Input data:
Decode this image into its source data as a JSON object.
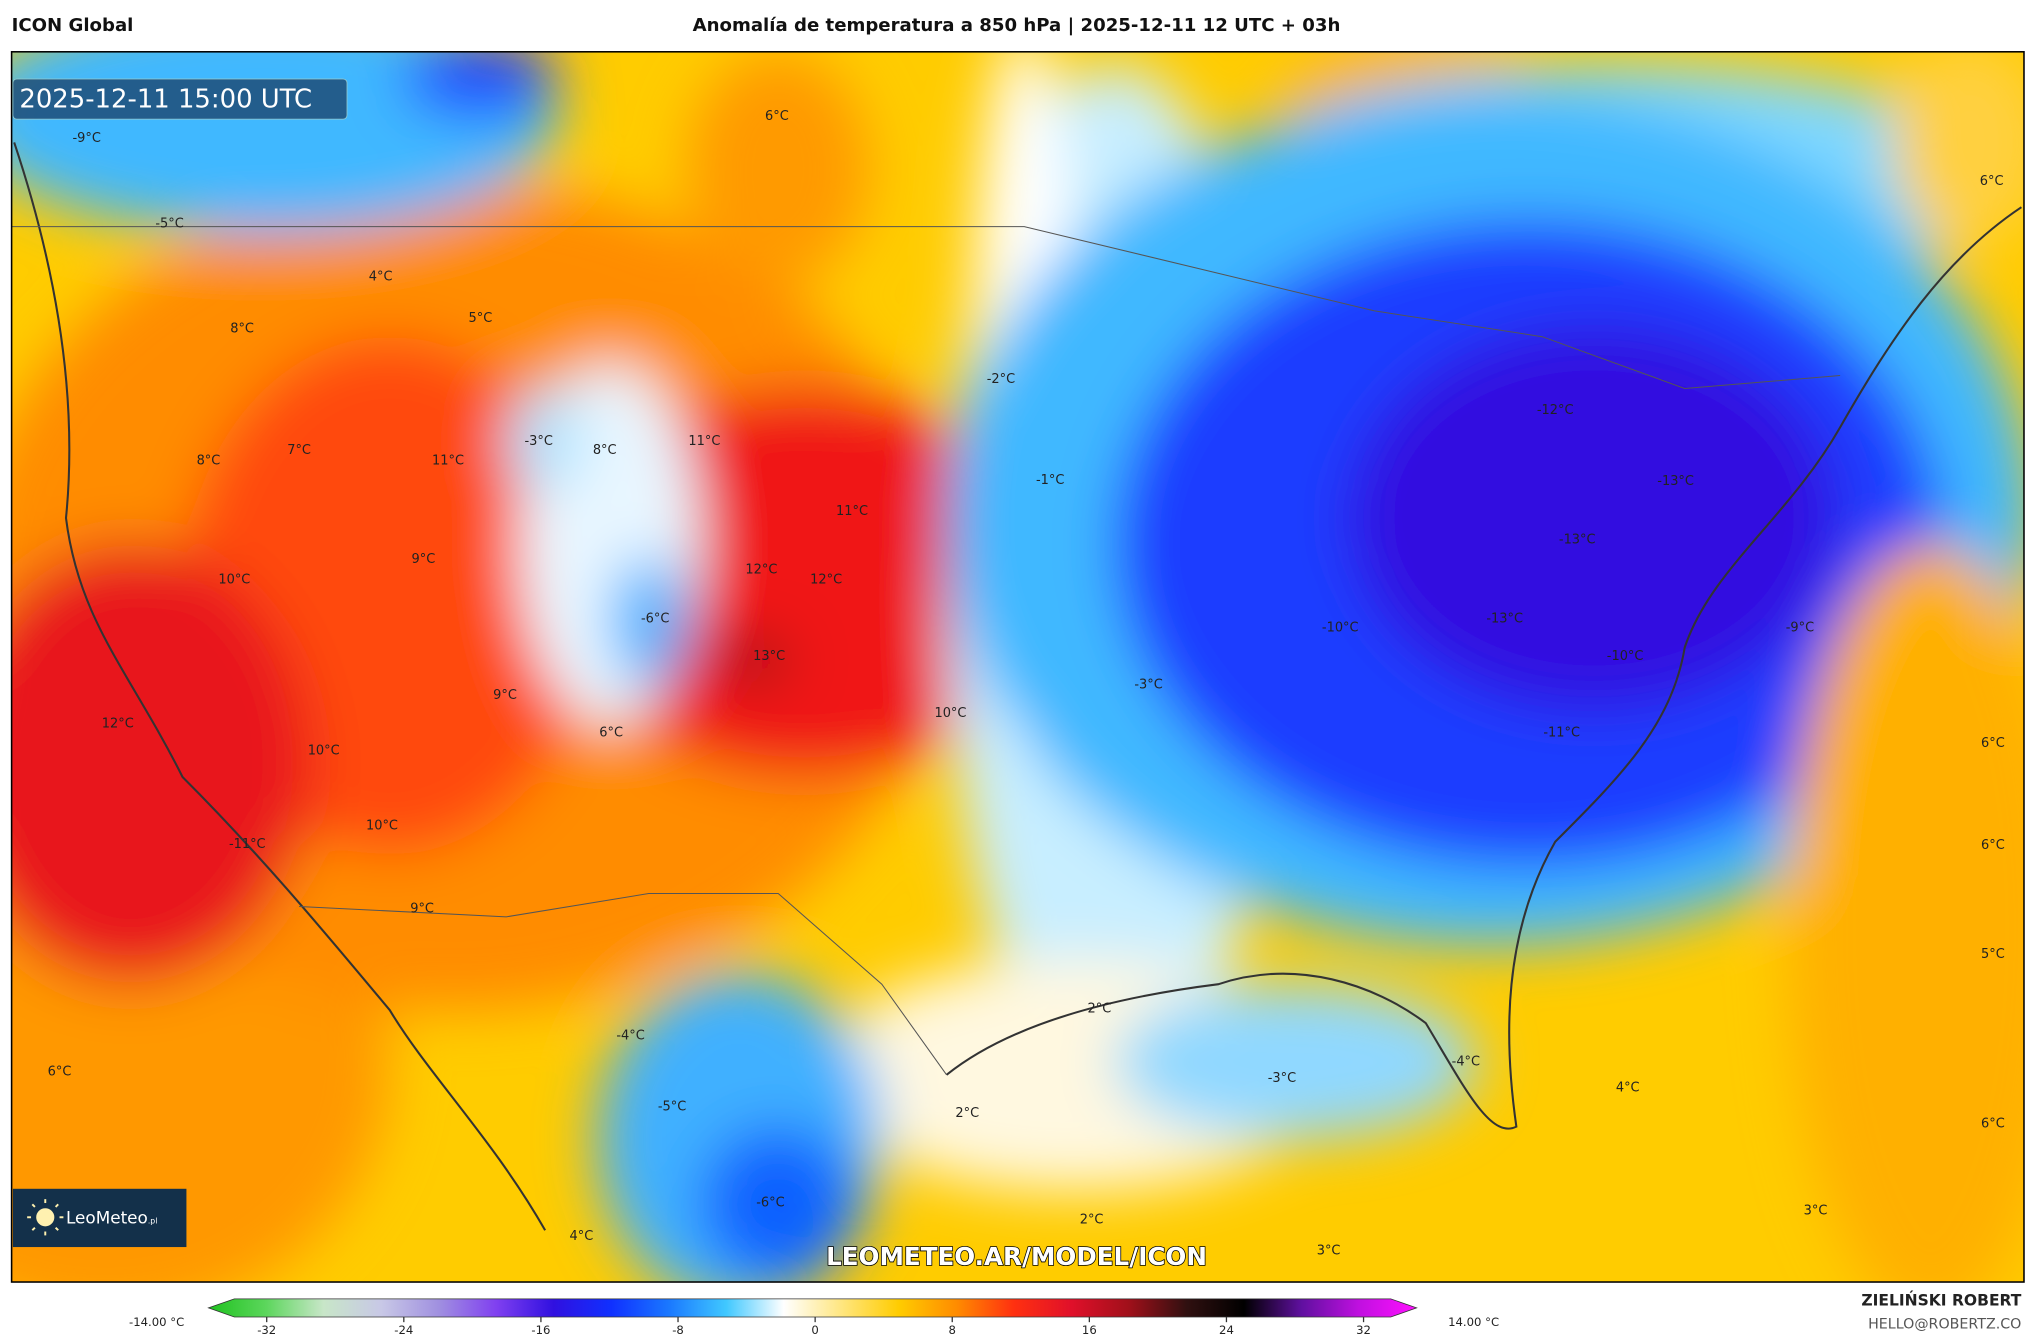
{
  "header": {
    "model": "ICON Global",
    "title": "Anomalía de temperatura a 850 hPa | 2025-12-11 12 UTC + 03h"
  },
  "map": {
    "valid_time": "2025-12-11 15:00 UTC",
    "watermark": "LEOMETEO.AR/MODEL/ICON",
    "logo_text": "LeoMeteo",
    "logo_suffix": ".pl",
    "labels": [
      "-9°C",
      "-5°C",
      "6°C",
      "4°C",
      "5°C",
      "8°C",
      "8°C",
      "7°C",
      "11°C",
      "-3°C",
      "8°C",
      "11°C",
      "-2°C",
      "-1°C",
      "11°C",
      "-12°C",
      "-13°C",
      "-13°C",
      "10°C",
      "9°C",
      "12°C",
      "12°C",
      "-6°C",
      "13°C",
      "-10°C",
      "-13°C",
      "-9°C",
      "-10°C",
      "-3°C",
      "9°C",
      "10°C",
      "12°C",
      "10°C",
      "6°C",
      "-11°C",
      "6°C",
      "10°C",
      "-11°C",
      "6°C",
      "9°C",
      "5°C",
      "2°C",
      "-4°C",
      "-3°C",
      "-4°C",
      "4°C",
      "6°C",
      "-5°C",
      "2°C",
      "6°C",
      "-6°C",
      "2°C",
      "3°C",
      "4°C",
      "3°C",
      "6°C"
    ]
  },
  "colorbar": {
    "min_label": "-14.00 °C",
    "max_label": "14.00 °C",
    "ticks": [
      "-32",
      "-24",
      "-16",
      "-8",
      "0",
      "8",
      "16",
      "24",
      "32"
    ],
    "colors": [
      "#1fc21f",
      "#5cd65c",
      "#c8e6c8",
      "#c8c8e6",
      "#a090e0",
      "#8040f0",
      "#3010e0",
      "#1030ff",
      "#1a78ff",
      "#40c8ff",
      "#ffffff",
      "#ffe680",
      "#ffcc00",
      "#ff8c00",
      "#ff3010",
      "#e0102a",
      "#a0101a",
      "#301010",
      "#000000",
      "#6010a0",
      "#c010e0",
      "#ff10ff"
    ]
  },
  "author": {
    "name": "ZIELIŃSKI ROBERT",
    "email": "HELLO@ROBERTZ.CO"
  }
}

What the exercise asks:
Omit the pictures, then quote the rest of the material above exactly.

The completed task:
Decode this image into its source data as a JSON object.
{
  "header": {
    "model": "ICON Global",
    "title": "Anomalía de temperatura a 850 hPa | 2025-12-11 12 UTC + 03h"
  },
  "map": {
    "valid_time": "2025-12-11 15:00 UTC",
    "watermark": "LEOMETEO.AR/MODEL/ICON",
    "logo_text": "LeoMeteo",
    "logo_suffix": ".pl",
    "labels": [
      "-9°C",
      "-5°C",
      "6°C",
      "4°C",
      "5°C",
      "8°C",
      "8°C",
      "7°C",
      "11°C",
      "-3°C",
      "8°C",
      "11°C",
      "-2°C",
      "-1°C",
      "11°C",
      "-12°C",
      "-13°C",
      "-13°C",
      "10°C",
      "9°C",
      "12°C",
      "12°C",
      "-6°C",
      "13°C",
      "-10°C",
      "-13°C",
      "-9°C",
      "-10°C",
      "-3°C",
      "9°C",
      "10°C",
      "12°C",
      "10°C",
      "6°C",
      "-11°C",
      "6°C",
      "10°C",
      "-11°C",
      "6°C",
      "9°C",
      "5°C",
      "2°C",
      "-4°C",
      "-3°C",
      "-4°C",
      "4°C",
      "6°C",
      "-5°C",
      "2°C",
      "6°C",
      "-6°C",
      "2°C",
      "3°C",
      "4°C",
      "3°C",
      "6°C"
    ]
  },
  "colorbar": {
    "min_label": "-14.00 °C",
    "max_label": "14.00 °C",
    "ticks": [
      "-32",
      "-24",
      "-16",
      "-8",
      "0",
      "8",
      "16",
      "24",
      "32"
    ],
    "colors": [
      "#1fc21f",
      "#5cd65c",
      "#c8e6c8",
      "#c8c8e6",
      "#a090e0",
      "#8040f0",
      "#3010e0",
      "#1030ff",
      "#1a78ff",
      "#40c8ff",
      "#ffffff",
      "#ffe680",
      "#ffcc00",
      "#ff8c00",
      "#ff3010",
      "#e0102a",
      "#a0101a",
      "#301010",
      "#000000",
      "#6010a0",
      "#c010e0",
      "#ff10ff"
    ]
  },
  "author": {
    "name": "ZIELIŃSKI ROBERT",
    "email": "HELLO@ROBERTZ.CO"
  }
}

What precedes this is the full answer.